Entries supplied:

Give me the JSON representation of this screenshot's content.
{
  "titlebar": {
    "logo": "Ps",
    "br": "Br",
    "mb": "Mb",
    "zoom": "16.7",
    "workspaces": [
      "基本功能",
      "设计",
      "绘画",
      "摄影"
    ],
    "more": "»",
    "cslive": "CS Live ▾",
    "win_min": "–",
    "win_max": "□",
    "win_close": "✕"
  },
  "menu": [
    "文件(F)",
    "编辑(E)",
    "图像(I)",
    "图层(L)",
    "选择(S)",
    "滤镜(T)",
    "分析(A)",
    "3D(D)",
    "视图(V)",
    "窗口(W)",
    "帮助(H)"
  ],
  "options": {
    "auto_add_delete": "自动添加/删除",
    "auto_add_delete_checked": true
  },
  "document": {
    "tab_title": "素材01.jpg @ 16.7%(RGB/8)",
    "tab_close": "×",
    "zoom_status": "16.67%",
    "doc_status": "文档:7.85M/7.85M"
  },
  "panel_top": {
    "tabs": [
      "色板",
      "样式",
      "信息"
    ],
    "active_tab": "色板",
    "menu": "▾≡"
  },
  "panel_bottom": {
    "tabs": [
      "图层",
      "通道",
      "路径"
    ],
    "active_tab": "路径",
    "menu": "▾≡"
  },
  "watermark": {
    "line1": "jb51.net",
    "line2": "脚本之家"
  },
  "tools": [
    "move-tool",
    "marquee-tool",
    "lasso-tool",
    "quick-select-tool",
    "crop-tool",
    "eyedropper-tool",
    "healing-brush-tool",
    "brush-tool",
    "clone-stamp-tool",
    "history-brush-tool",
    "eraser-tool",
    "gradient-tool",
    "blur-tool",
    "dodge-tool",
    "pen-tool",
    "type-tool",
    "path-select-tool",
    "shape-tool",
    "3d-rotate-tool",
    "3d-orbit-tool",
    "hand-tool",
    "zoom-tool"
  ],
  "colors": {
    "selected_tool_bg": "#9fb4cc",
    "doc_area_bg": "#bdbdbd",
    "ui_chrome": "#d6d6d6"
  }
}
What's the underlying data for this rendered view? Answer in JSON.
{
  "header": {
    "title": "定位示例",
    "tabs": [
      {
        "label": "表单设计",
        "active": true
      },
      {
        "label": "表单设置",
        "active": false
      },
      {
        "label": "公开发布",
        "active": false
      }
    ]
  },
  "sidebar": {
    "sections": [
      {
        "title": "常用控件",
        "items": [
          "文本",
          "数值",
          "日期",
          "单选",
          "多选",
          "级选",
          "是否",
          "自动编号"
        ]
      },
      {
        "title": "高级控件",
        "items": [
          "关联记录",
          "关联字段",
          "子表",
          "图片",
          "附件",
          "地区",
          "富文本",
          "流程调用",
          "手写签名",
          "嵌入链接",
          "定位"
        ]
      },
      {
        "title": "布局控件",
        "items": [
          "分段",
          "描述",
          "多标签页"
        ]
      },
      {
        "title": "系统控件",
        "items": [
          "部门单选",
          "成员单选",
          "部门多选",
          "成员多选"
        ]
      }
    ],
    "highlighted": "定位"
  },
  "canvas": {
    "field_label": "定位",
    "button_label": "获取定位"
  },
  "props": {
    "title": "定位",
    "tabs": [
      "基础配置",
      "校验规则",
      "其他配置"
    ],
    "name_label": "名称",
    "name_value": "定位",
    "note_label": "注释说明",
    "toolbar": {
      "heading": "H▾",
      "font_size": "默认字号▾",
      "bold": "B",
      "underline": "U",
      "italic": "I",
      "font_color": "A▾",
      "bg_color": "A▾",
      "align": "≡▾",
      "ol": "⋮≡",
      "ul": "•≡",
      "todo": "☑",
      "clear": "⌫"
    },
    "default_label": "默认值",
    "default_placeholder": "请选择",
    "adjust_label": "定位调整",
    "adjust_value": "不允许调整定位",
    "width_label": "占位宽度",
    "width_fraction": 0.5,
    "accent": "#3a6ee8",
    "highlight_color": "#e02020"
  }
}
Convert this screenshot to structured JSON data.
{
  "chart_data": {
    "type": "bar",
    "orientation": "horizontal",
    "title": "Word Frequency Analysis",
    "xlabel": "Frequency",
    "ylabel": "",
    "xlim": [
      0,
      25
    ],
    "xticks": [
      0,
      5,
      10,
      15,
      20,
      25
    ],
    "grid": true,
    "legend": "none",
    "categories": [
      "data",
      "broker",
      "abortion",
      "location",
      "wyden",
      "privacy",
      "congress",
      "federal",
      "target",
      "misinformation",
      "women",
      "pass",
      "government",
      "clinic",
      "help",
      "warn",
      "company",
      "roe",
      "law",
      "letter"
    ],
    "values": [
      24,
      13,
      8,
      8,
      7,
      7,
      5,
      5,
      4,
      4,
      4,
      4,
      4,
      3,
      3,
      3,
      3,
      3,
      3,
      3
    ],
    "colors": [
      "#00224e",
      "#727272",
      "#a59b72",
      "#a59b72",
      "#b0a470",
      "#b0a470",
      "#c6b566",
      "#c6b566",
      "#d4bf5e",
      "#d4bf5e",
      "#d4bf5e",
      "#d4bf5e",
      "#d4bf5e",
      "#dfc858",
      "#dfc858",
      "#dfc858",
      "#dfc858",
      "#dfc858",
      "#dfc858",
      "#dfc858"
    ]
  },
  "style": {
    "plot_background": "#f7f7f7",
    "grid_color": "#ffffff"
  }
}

Given problem:
Among the lines of the data above, determine how many contain the word "brush". Report the number alone.

Completed exercise:
3